▶ _Information supplied_

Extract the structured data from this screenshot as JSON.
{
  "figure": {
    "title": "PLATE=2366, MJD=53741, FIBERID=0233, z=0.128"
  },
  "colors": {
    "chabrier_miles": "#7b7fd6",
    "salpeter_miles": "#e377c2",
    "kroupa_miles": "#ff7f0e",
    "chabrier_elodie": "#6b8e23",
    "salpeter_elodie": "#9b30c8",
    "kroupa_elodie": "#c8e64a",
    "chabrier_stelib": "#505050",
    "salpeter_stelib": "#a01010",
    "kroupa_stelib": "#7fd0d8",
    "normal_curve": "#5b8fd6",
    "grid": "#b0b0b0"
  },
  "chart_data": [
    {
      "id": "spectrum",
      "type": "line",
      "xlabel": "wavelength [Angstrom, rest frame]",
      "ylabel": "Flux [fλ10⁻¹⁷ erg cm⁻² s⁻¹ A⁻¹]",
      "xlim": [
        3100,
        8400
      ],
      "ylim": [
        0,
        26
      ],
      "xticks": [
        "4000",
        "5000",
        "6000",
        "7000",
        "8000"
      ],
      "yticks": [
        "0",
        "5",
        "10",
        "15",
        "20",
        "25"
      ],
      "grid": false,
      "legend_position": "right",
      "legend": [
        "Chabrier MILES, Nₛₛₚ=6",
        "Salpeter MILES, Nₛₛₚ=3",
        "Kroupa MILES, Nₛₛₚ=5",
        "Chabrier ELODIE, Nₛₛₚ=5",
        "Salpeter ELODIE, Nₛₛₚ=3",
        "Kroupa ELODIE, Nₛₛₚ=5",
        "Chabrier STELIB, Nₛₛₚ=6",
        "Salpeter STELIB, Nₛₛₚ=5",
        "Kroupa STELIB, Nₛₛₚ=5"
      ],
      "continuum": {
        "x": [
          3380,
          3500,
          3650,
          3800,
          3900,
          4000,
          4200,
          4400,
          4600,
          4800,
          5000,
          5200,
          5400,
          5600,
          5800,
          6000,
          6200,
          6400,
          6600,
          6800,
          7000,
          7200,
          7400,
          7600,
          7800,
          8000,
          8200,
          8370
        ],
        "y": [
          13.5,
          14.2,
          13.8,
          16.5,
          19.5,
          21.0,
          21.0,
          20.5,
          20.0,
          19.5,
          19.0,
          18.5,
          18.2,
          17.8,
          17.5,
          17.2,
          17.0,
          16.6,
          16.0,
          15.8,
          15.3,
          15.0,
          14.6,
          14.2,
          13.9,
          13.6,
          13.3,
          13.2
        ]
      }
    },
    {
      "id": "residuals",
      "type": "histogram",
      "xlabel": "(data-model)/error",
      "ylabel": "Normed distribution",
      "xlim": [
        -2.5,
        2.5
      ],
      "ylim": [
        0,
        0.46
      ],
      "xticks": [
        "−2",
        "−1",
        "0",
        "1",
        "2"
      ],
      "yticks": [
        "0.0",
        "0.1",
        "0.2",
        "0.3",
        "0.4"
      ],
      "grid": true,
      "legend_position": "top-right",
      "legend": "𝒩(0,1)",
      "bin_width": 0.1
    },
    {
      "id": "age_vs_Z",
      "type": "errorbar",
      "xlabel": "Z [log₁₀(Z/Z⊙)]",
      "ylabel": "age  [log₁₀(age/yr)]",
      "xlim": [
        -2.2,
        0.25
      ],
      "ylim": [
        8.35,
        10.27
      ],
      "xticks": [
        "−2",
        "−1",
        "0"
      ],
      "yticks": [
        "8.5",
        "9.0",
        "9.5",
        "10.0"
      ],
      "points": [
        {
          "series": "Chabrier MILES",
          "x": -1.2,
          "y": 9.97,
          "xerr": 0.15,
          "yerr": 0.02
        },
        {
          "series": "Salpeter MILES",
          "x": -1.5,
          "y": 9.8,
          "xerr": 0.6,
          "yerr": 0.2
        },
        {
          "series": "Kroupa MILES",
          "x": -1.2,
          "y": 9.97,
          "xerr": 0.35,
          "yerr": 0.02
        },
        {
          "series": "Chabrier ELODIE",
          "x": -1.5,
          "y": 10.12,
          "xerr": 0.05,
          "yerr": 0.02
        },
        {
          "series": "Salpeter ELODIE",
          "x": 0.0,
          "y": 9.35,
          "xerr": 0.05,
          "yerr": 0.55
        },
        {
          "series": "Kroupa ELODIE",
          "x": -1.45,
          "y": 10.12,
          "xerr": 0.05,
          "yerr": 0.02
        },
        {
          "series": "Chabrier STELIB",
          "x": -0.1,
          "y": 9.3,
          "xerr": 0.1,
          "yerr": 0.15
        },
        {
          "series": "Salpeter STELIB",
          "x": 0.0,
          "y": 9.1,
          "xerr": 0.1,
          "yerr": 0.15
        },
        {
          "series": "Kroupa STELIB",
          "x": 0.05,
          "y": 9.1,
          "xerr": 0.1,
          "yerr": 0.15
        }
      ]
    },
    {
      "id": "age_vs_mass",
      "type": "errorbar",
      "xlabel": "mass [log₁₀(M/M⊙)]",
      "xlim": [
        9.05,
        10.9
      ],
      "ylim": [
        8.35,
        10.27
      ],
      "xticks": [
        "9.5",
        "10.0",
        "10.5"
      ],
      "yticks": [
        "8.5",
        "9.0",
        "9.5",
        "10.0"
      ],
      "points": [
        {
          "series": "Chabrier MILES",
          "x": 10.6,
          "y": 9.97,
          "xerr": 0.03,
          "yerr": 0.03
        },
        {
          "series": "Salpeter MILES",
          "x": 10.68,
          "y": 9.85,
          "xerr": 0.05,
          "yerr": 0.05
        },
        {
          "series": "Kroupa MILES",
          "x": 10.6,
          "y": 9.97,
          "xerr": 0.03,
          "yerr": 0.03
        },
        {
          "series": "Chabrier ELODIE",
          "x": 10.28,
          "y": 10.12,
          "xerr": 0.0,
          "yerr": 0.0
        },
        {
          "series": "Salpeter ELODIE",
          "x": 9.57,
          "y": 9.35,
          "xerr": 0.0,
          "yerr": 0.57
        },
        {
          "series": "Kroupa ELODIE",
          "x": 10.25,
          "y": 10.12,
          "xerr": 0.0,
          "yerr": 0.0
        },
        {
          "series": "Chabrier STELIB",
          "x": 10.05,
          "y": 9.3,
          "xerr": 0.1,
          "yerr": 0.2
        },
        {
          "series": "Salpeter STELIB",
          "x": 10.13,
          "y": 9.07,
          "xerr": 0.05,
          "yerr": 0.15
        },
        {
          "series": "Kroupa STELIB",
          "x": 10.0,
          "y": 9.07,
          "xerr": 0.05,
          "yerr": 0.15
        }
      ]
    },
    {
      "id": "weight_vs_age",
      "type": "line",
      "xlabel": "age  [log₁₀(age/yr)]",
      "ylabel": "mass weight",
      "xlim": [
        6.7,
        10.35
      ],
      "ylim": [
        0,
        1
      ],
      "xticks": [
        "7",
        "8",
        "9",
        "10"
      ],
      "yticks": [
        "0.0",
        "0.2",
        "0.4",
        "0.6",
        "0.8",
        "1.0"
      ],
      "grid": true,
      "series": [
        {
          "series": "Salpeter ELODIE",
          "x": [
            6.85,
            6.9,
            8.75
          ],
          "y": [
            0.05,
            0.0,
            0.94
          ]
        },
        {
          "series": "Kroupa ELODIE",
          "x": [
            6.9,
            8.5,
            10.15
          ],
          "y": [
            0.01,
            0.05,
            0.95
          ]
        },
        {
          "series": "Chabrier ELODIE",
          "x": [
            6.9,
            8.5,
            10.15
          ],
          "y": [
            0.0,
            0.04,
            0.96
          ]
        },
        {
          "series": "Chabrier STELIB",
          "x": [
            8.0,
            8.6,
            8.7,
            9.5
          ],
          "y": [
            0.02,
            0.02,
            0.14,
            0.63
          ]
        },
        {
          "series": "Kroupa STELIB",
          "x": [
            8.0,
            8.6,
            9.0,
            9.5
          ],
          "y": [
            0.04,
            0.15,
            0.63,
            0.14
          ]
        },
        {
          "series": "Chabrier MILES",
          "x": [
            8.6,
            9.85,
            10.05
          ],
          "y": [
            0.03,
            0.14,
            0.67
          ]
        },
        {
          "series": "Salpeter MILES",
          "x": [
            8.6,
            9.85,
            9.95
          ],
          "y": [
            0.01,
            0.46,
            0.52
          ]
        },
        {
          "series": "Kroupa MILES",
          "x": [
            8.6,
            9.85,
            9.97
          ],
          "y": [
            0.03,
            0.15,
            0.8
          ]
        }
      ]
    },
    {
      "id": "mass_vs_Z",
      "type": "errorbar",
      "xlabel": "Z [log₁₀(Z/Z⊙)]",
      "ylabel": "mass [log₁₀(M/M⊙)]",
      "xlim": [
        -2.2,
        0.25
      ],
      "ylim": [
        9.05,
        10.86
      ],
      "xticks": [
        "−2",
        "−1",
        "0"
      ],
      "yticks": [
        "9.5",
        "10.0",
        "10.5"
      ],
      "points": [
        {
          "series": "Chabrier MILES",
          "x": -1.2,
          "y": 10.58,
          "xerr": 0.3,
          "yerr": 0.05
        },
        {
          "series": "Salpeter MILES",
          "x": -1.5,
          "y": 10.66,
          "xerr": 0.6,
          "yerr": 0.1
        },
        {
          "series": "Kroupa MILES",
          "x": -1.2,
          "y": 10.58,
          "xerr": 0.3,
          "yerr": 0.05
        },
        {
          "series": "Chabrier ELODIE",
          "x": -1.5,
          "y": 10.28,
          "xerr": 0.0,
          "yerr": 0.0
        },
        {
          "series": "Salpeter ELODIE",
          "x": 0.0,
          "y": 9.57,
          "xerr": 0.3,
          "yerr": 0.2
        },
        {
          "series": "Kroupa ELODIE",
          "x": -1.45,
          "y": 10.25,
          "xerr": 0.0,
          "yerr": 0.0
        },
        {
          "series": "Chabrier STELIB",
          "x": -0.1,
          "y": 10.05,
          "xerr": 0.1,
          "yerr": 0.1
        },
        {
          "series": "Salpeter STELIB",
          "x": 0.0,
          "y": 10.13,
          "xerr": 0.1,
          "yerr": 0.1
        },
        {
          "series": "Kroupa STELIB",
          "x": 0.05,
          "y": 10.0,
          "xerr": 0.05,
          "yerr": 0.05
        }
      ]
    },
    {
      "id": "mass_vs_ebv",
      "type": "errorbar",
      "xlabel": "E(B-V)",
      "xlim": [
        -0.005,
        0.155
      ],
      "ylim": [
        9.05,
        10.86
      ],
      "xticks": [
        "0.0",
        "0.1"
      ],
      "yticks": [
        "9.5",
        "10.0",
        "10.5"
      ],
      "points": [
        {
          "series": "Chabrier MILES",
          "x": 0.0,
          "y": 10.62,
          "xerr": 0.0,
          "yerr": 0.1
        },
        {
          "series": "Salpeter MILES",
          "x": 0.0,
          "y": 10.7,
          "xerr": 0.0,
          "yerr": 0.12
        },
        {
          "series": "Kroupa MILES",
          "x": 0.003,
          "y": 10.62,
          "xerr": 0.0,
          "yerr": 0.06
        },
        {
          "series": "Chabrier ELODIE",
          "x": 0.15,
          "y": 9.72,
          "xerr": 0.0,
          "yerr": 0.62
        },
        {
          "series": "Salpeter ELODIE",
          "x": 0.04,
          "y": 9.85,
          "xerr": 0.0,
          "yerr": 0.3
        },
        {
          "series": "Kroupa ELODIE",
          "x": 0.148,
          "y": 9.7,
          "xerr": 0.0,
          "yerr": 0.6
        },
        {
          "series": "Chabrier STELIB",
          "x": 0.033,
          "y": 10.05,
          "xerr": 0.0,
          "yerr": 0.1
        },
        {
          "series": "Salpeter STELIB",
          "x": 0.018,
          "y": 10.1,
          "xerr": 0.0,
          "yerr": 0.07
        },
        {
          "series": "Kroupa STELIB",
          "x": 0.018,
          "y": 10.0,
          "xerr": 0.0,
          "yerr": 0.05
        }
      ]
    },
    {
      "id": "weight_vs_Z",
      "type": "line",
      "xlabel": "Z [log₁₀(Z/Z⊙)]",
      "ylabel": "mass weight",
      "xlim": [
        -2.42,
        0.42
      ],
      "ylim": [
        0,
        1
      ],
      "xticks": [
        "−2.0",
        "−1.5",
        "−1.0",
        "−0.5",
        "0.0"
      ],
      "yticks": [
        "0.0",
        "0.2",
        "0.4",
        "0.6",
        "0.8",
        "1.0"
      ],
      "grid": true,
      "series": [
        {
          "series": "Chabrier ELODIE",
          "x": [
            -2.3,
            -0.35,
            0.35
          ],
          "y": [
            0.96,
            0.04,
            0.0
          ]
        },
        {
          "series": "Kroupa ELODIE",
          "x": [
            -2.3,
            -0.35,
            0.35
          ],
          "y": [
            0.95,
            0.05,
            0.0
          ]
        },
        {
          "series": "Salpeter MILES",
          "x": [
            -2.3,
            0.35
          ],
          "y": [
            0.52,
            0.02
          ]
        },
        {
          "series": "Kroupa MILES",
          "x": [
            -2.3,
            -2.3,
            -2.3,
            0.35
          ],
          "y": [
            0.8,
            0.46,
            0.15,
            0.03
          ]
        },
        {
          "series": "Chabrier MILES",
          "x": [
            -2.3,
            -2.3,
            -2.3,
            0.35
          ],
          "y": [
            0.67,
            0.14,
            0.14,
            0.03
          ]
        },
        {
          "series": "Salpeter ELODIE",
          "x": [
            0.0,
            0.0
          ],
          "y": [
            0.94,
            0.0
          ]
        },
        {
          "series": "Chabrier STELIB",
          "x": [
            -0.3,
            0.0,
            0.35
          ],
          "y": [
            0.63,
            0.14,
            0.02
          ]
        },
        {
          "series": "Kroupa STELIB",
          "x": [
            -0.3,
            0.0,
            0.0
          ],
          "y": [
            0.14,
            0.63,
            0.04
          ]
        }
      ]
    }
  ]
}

▶ _Task statement_
Search the lines above for the string "log₁₀" and copy each line that has it.

▶ _The output_
      "xlabel": "Z [log₁₀(Z/Z⊙)]",
      "ylabel": "age  [log₁₀(age/yr)]",
      "xlabel": "mass [log₁₀(M/M⊙)]",
      "xlabel": "age  [log₁₀(age/yr)]",
      "xlabel": "Z [log₁₀(Z/Z⊙)]",
      "ylabel": "mass [log₁₀(M/M⊙)]",
      "xlabel": "Z [log₁₀(Z/Z⊙)]",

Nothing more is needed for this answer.